▶ _About this exercise_
Pull every line that includes the word "start" out of the data below and copy it.

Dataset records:
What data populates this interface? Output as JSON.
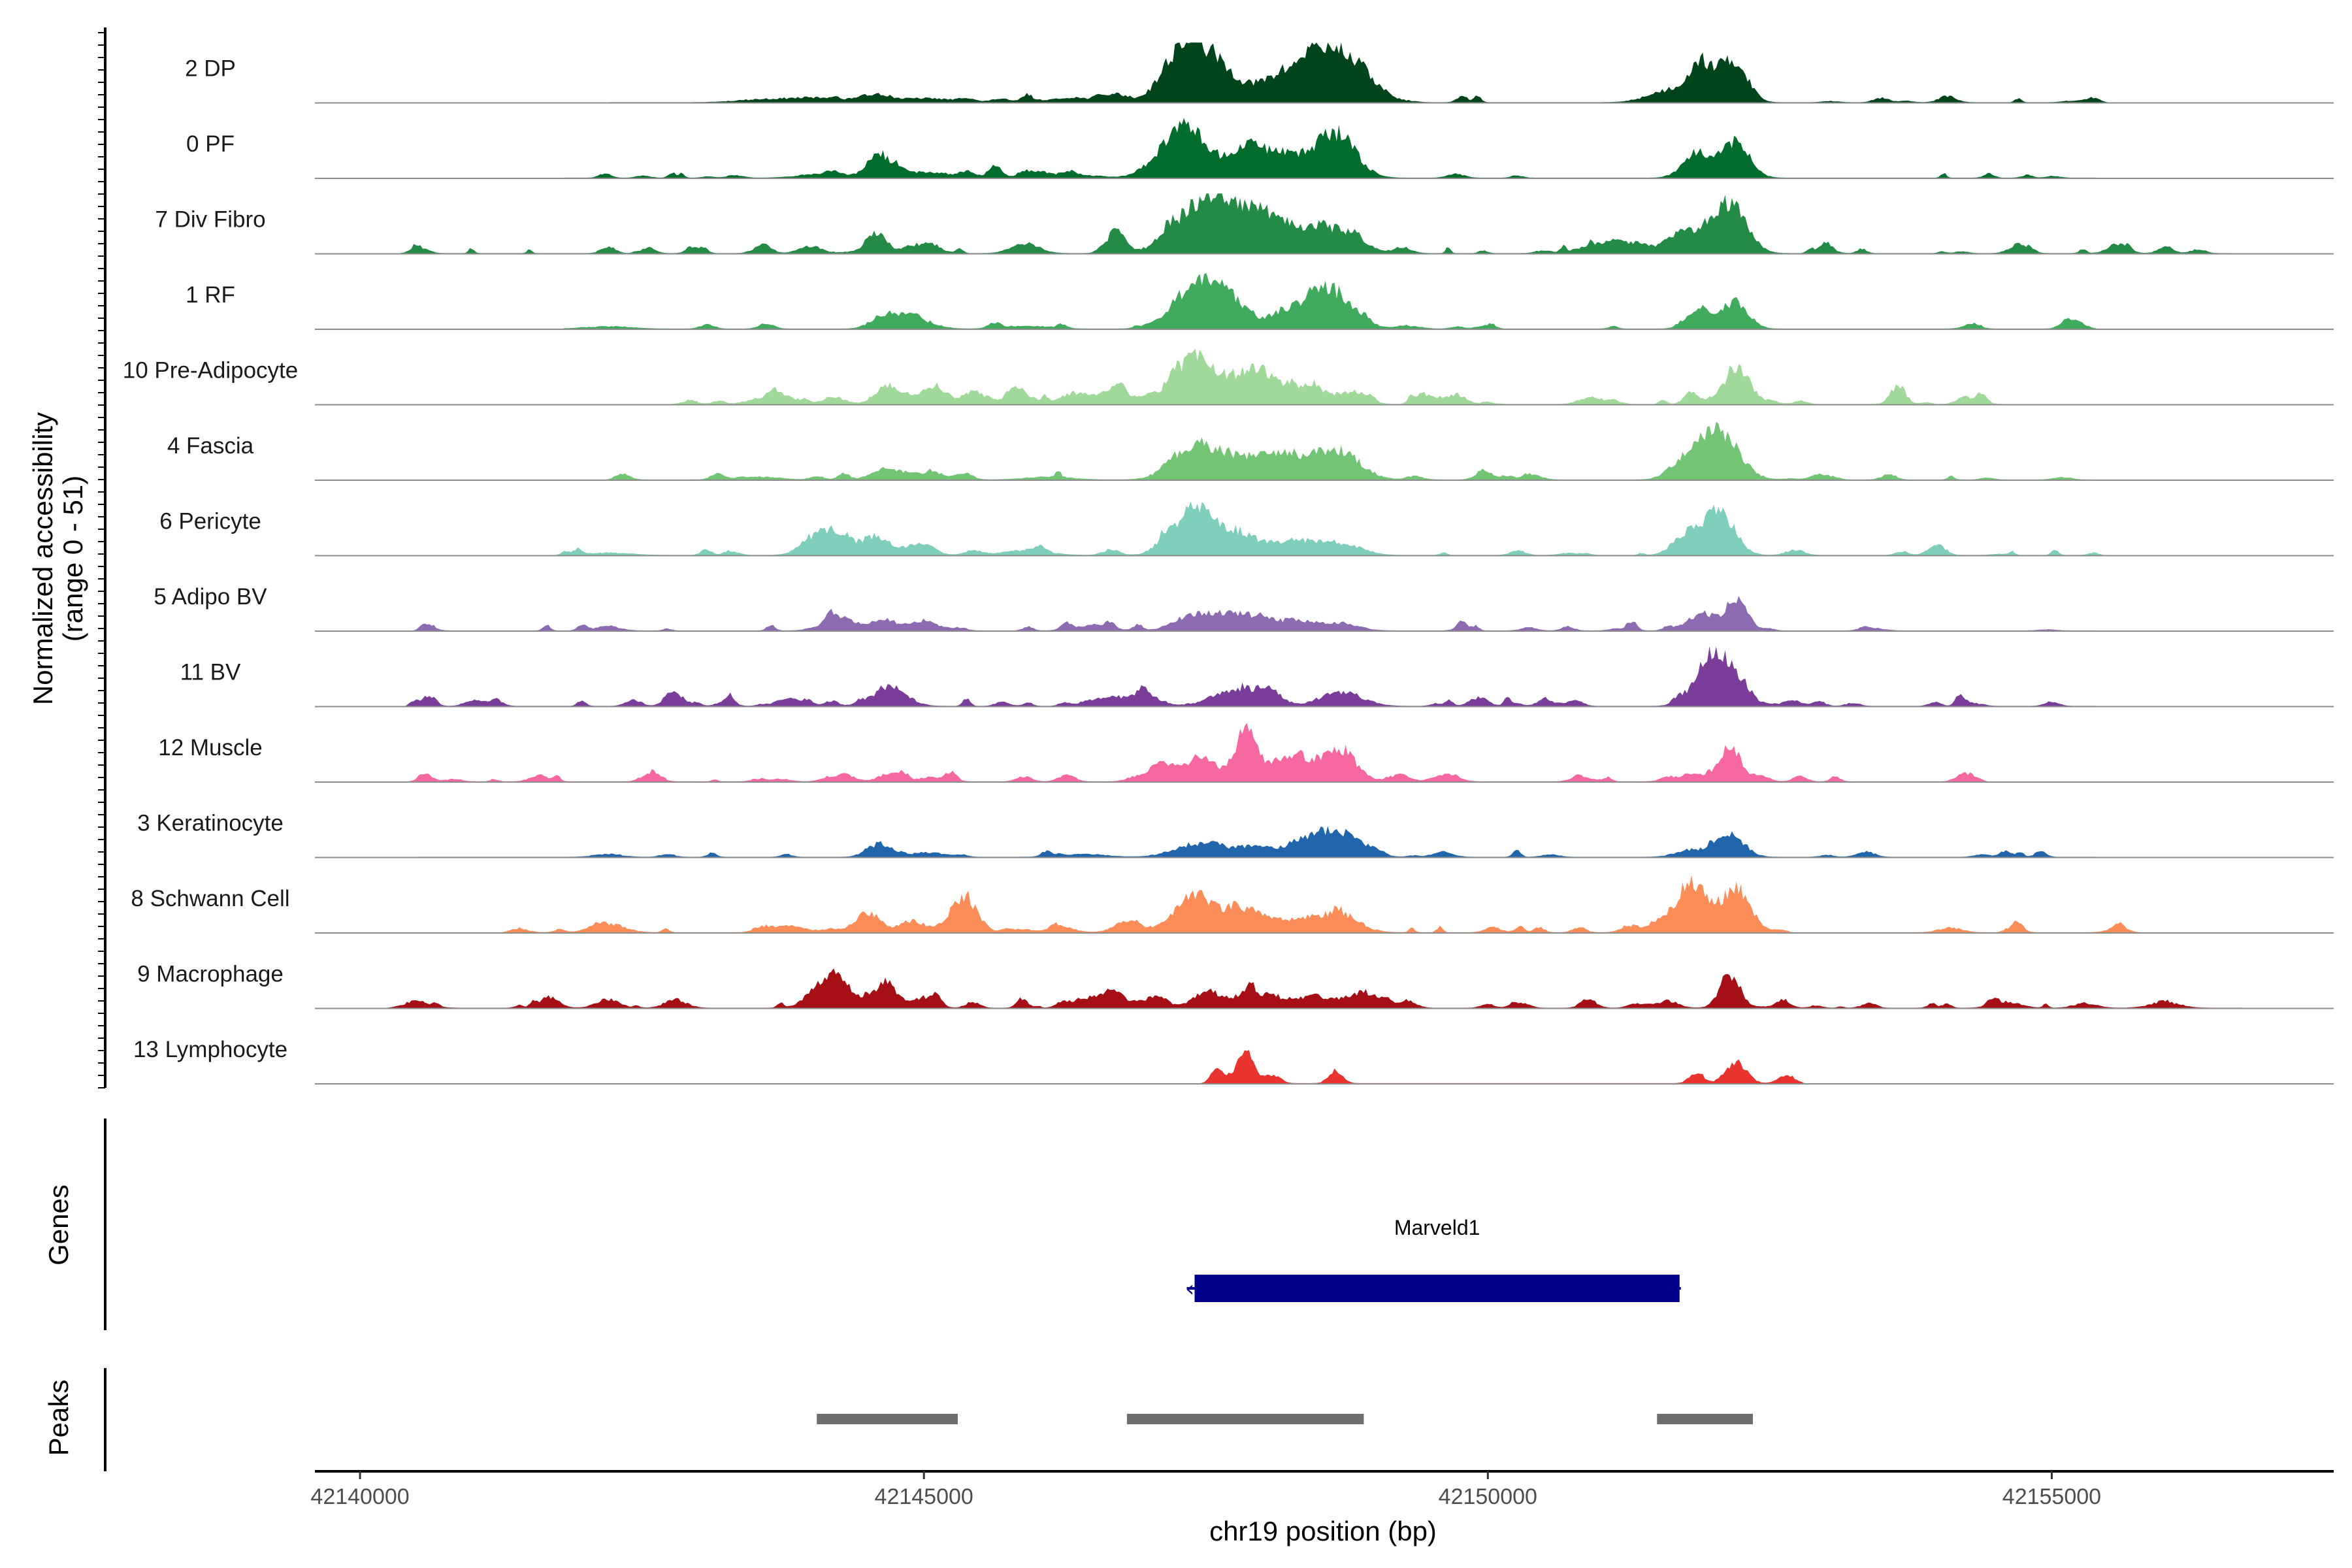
{
  "chart_data": {
    "type": "area",
    "title": "",
    "xlabel": "chr19 position (bp)",
    "ylabel_line1": "Normalized accessibility",
    "ylabel_line2": "(range 0 - 51)",
    "y_range": [
      0,
      51
    ],
    "xlim": [
      42139600,
      42157500
    ],
    "x_ticks": [
      42140000,
      42145000,
      42150000,
      42155000
    ],
    "x_tick_labels": [
      "42140000",
      "42145000",
      "42150000",
      "42155000"
    ],
    "genes_label": "Genes",
    "peaks_label": "Peaks",
    "tracks": [
      {
        "name": "2 DP",
        "color": "#00441b",
        "max": 30,
        "peaks": [
          [
            42144580,
            0.13,
            110
          ],
          [
            42145000,
            0.07,
            250
          ],
          [
            42147300,
            0.9,
            180
          ],
          [
            42147600,
            0.55,
            200
          ],
          [
            42148200,
            0.48,
            200
          ],
          [
            42148600,
            0.85,
            190
          ],
          [
            42148900,
            0.35,
            150
          ],
          [
            42151900,
            0.62,
            120
          ],
          [
            42152200,
            0.68,
            110
          ],
          [
            42151600,
            0.2,
            180
          ],
          [
            42144000,
            0.08,
            250
          ],
          [
            42146200,
            0.05,
            250
          ],
          [
            42143500,
            0.04,
            200
          ]
        ],
        "baseline": [
          42142200,
          42155400
        ],
        "spikes": 28
      },
      {
        "name": "0 PF",
        "color": "#006d2c",
        "max": 30,
        "peaks": [
          [
            42144580,
            0.35,
            90
          ],
          [
            42145000,
            0.1,
            250
          ],
          [
            42147300,
            0.92,
            190
          ],
          [
            42147850,
            0.45,
            170
          ],
          [
            42148200,
            0.4,
            180
          ],
          [
            42148650,
            0.78,
            170
          ],
          [
            42152200,
            0.62,
            120
          ],
          [
            42151850,
            0.4,
            120
          ],
          [
            42144100,
            0.07,
            200
          ],
          [
            42146300,
            0.05,
            250
          ]
        ],
        "baseline": [
          42141800,
          42155400
        ],
        "spikes": 26
      },
      {
        "name": "7 Div Fibro",
        "color": "#238b45",
        "max": 30,
        "peaks": [
          [
            42144580,
            0.3,
            80
          ],
          [
            42144950,
            0.15,
            140
          ],
          [
            42147500,
            0.95,
            250
          ],
          [
            42147950,
            0.55,
            160
          ],
          [
            42148300,
            0.42,
            180
          ],
          [
            42148700,
            0.38,
            180
          ],
          [
            42152150,
            0.9,
            140
          ],
          [
            42151750,
            0.4,
            150
          ],
          [
            42151100,
            0.2,
            220
          ],
          [
            42146700,
            0.28,
            80
          ],
          [
            42145900,
            0.18,
            120
          ],
          [
            42142200,
            0.12,
            60
          ],
          [
            42140500,
            0.06,
            80
          ],
          [
            42144000,
            0.12,
            100
          ],
          [
            42154700,
            0.1,
            80
          ],
          [
            42156300,
            0.07,
            60
          ],
          [
            42155600,
            0.08,
            60
          ]
        ],
        "baseline": [
          42140400,
          42156600
        ],
        "spikes": 50
      },
      {
        "name": "1 RF",
        "color": "#41ab5d",
        "max": 30,
        "peaks": [
          [
            42144650,
            0.25,
            110
          ],
          [
            42144950,
            0.15,
            140
          ],
          [
            42147400,
            0.72,
            190
          ],
          [
            42147700,
            0.45,
            160
          ],
          [
            42148200,
            0.28,
            150
          ],
          [
            42148600,
            0.68,
            190
          ],
          [
            42151900,
            0.35,
            110
          ],
          [
            42152200,
            0.45,
            110
          ],
          [
            42142200,
            0.04,
            200
          ],
          [
            42145900,
            0.05,
            200
          ]
        ],
        "baseline": [
          42141800,
          42155400
        ],
        "spikes": 22
      },
      {
        "name": "10 Pre-Adipocyte",
        "color": "#a1d99b",
        "max": 30,
        "peaks": [
          [
            42144650,
            0.25,
            100
          ],
          [
            42145100,
            0.2,
            130
          ],
          [
            42145450,
            0.15,
            80
          ],
          [
            42145850,
            0.18,
            120
          ],
          [
            42146350,
            0.2,
            130
          ],
          [
            42146700,
            0.28,
            110
          ],
          [
            42147400,
            0.8,
            200
          ],
          [
            42147950,
            0.65,
            160
          ],
          [
            42148400,
            0.3,
            160
          ],
          [
            42148800,
            0.2,
            120
          ],
          [
            42149500,
            0.12,
            100
          ],
          [
            42150900,
            0.1,
            90
          ],
          [
            42151800,
            0.2,
            60
          ],
          [
            42152200,
            0.62,
            110
          ],
          [
            42143800,
            0.1,
            110
          ],
          [
            42144200,
            0.12,
            100
          ],
          [
            42142900,
            0.05,
            80
          ],
          [
            42153600,
            0.08,
            60
          ],
          [
            42154200,
            0.08,
            60
          ]
        ],
        "baseline": [
          42142900,
          42154600
        ],
        "spikes": 60
      },
      {
        "name": "4 Fascia",
        "color": "#74c476",
        "max": 30,
        "peaks": [
          [
            42144650,
            0.2,
            110
          ],
          [
            42145050,
            0.12,
            160
          ],
          [
            42147400,
            0.6,
            190
          ],
          [
            42147800,
            0.35,
            170
          ],
          [
            42148200,
            0.4,
            170
          ],
          [
            42148650,
            0.52,
            200
          ],
          [
            42152050,
            0.82,
            170
          ],
          [
            42151750,
            0.3,
            130
          ],
          [
            42143500,
            0.05,
            200
          ],
          [
            42146100,
            0.05,
            200
          ]
        ],
        "baseline": [
          42142300,
          42155400
        ],
        "spikes": 26
      },
      {
        "name": "6 Pericyte",
        "color": "#7fcdbb",
        "max": 30,
        "peaks": [
          [
            42144150,
            0.45,
            160
          ],
          [
            42144600,
            0.3,
            100
          ],
          [
            42144950,
            0.2,
            120
          ],
          [
            42147400,
            0.78,
            180
          ],
          [
            42147800,
            0.35,
            180
          ],
          [
            42148300,
            0.25,
            180
          ],
          [
            42148700,
            0.2,
            170
          ],
          [
            42152050,
            0.78,
            130
          ],
          [
            42151750,
            0.35,
            110
          ],
          [
            42145900,
            0.08,
            200
          ],
          [
            42142200,
            0.04,
            200
          ]
        ],
        "baseline": [
          42141800,
          42155400
        ],
        "spikes": 28
      },
      {
        "name": "5 Adipo BV",
        "color": "#8c6bb1",
        "max": 30,
        "peaks": [
          [
            42144250,
            0.25,
            140
          ],
          [
            42144650,
            0.2,
            100
          ],
          [
            42145000,
            0.18,
            120
          ],
          [
            42147450,
            0.3,
            190
          ],
          [
            42147850,
            0.25,
            170
          ],
          [
            42148300,
            0.18,
            170
          ],
          [
            42148700,
            0.12,
            150
          ],
          [
            42151900,
            0.3,
            120
          ],
          [
            42152200,
            0.5,
            90
          ],
          [
            42140600,
            0.12,
            60
          ],
          [
            42142200,
            0.08,
            100
          ],
          [
            42146500,
            0.1,
            150
          ]
        ],
        "baseline": [
          42140500,
          42155400
        ],
        "spikes": 30
      },
      {
        "name": "11 BV",
        "color": "#7a3d9a",
        "max": 30,
        "peaks": [
          [
            42144700,
            0.35,
            140
          ],
          [
            42142800,
            0.18,
            80
          ],
          [
            42143800,
            0.12,
            110
          ],
          [
            42146600,
            0.15,
            100
          ],
          [
            42147000,
            0.15,
            120
          ],
          [
            42147700,
            0.25,
            160
          ],
          [
            42148050,
            0.32,
            110
          ],
          [
            42148700,
            0.25,
            180
          ],
          [
            42149900,
            0.1,
            80
          ],
          [
            42151700,
            0.12,
            60
          ],
          [
            42152050,
            0.95,
            160
          ],
          [
            42140600,
            0.15,
            60
          ],
          [
            42141200,
            0.12,
            60
          ],
          [
            42155000,
            0.08,
            60
          ],
          [
            42145700,
            0.08,
            60
          ],
          [
            42150500,
            0.07,
            80
          ]
        ],
        "baseline": [
          42140400,
          42155400
        ],
        "spikes": 50
      },
      {
        "name": "12 Muscle",
        "color": "#f768a1",
        "max": 30,
        "peaks": [
          [
            42147100,
            0.3,
            110
          ],
          [
            42147450,
            0.45,
            130
          ],
          [
            42147850,
            0.88,
            100
          ],
          [
            42148250,
            0.45,
            170
          ],
          [
            42148700,
            0.5,
            140
          ],
          [
            42144300,
            0.12,
            90
          ],
          [
            42144700,
            0.15,
            90
          ],
          [
            42145050,
            0.08,
            90
          ],
          [
            42152150,
            0.6,
            90
          ],
          [
            42151800,
            0.15,
            80
          ],
          [
            42152400,
            0.1,
            70
          ],
          [
            42140600,
            0.08,
            60
          ],
          [
            42154200,
            0.08,
            60
          ],
          [
            42146300,
            0.06,
            60
          ],
          [
            42149600,
            0.06,
            60
          ]
        ],
        "baseline": [
          42140500,
          42154400
        ],
        "spikes": 40
      },
      {
        "name": "3 Keratinocyte",
        "color": "#2166ac",
        "max": 30,
        "peaks": [
          [
            42144650,
            0.15,
            120
          ],
          [
            42145050,
            0.08,
            130
          ],
          [
            42147400,
            0.22,
            190
          ],
          [
            42147900,
            0.18,
            180
          ],
          [
            42148400,
            0.28,
            180
          ],
          [
            42148700,
            0.38,
            170
          ],
          [
            42152150,
            0.4,
            120
          ],
          [
            42151800,
            0.12,
            130
          ],
          [
            42142200,
            0.05,
            120
          ],
          [
            42146400,
            0.05,
            200
          ]
        ],
        "baseline": [
          42140500,
          42155400
        ],
        "spikes": 24
      },
      {
        "name": "8 Schwann Cell",
        "color": "#fc8d59",
        "max": 30,
        "peaks": [
          [
            42144500,
            0.35,
            110
          ],
          [
            42144900,
            0.2,
            110
          ],
          [
            42145350,
            0.58,
            120
          ],
          [
            42146800,
            0.2,
            110
          ],
          [
            42147400,
            0.55,
            190
          ],
          [
            42147850,
            0.4,
            170
          ],
          [
            42148350,
            0.22,
            170
          ],
          [
            42148700,
            0.3,
            160
          ],
          [
            42151800,
            0.8,
            140
          ],
          [
            42152200,
            0.75,
            130
          ],
          [
            42142200,
            0.15,
            140
          ],
          [
            42143800,
            0.12,
            140
          ],
          [
            42146200,
            0.1,
            120
          ],
          [
            42154100,
            0.08,
            100
          ],
          [
            42155600,
            0.06,
            100
          ]
        ],
        "baseline": [
          42141400,
          42155600
        ],
        "spikes": 40
      },
      {
        "name": "9 Macrophage",
        "color": "#a50f15",
        "max": 30,
        "peaks": [
          [
            42144150,
            0.55,
            140
          ],
          [
            42144650,
            0.35,
            100
          ],
          [
            42145000,
            0.18,
            100
          ],
          [
            42146400,
            0.15,
            80
          ],
          [
            42146650,
            0.32,
            110
          ],
          [
            42147050,
            0.15,
            110
          ],
          [
            42147550,
            0.25,
            140
          ],
          [
            42147950,
            0.2,
            120
          ],
          [
            42148450,
            0.18,
            180
          ],
          [
            42148850,
            0.18,
            150
          ],
          [
            42152150,
            0.55,
            90
          ],
          [
            42151600,
            0.12,
            90
          ],
          [
            42140500,
            0.12,
            120
          ],
          [
            42141700,
            0.08,
            90
          ],
          [
            42142200,
            0.15,
            100
          ],
          [
            42142800,
            0.1,
            100
          ],
          [
            42154600,
            0.1,
            120
          ],
          [
            42155300,
            0.08,
            100
          ],
          [
            42156000,
            0.1,
            130
          ],
          [
            42150000,
            0.06,
            60
          ],
          [
            42149300,
            0.08,
            70
          ]
        ],
        "baseline": [
          42140400,
          42156700
        ],
        "spikes": 60
      },
      {
        "name": "13 Lymphocyte",
        "color": "#e8332f",
        "max": 30,
        "peaks": [
          [
            42147850,
            0.55,
            80
          ],
          [
            42147600,
            0.22,
            60
          ],
          [
            42148100,
            0.15,
            60
          ],
          [
            42148650,
            0.22,
            60
          ],
          [
            42152200,
            0.38,
            90
          ],
          [
            42151850,
            0.2,
            60
          ],
          [
            42152650,
            0.15,
            70
          ]
        ],
        "baseline": [
          42147500,
          42152800
        ],
        "spikes": 0
      }
    ],
    "genes": [
      {
        "name": "Marveld1",
        "start": 42147400,
        "end": 42151700,
        "color": "#00008b",
        "strand": "-"
      }
    ],
    "peaks": [
      {
        "start": 42144050,
        "end": 42145300
      },
      {
        "start": 42146800,
        "end": 42148900
      },
      {
        "start": 42151500,
        "end": 42152350
      }
    ]
  }
}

▶ _Response box_
        "start": 42147400,
        "start": 42144050,
        "start": 42146800,
        "start": 42151500,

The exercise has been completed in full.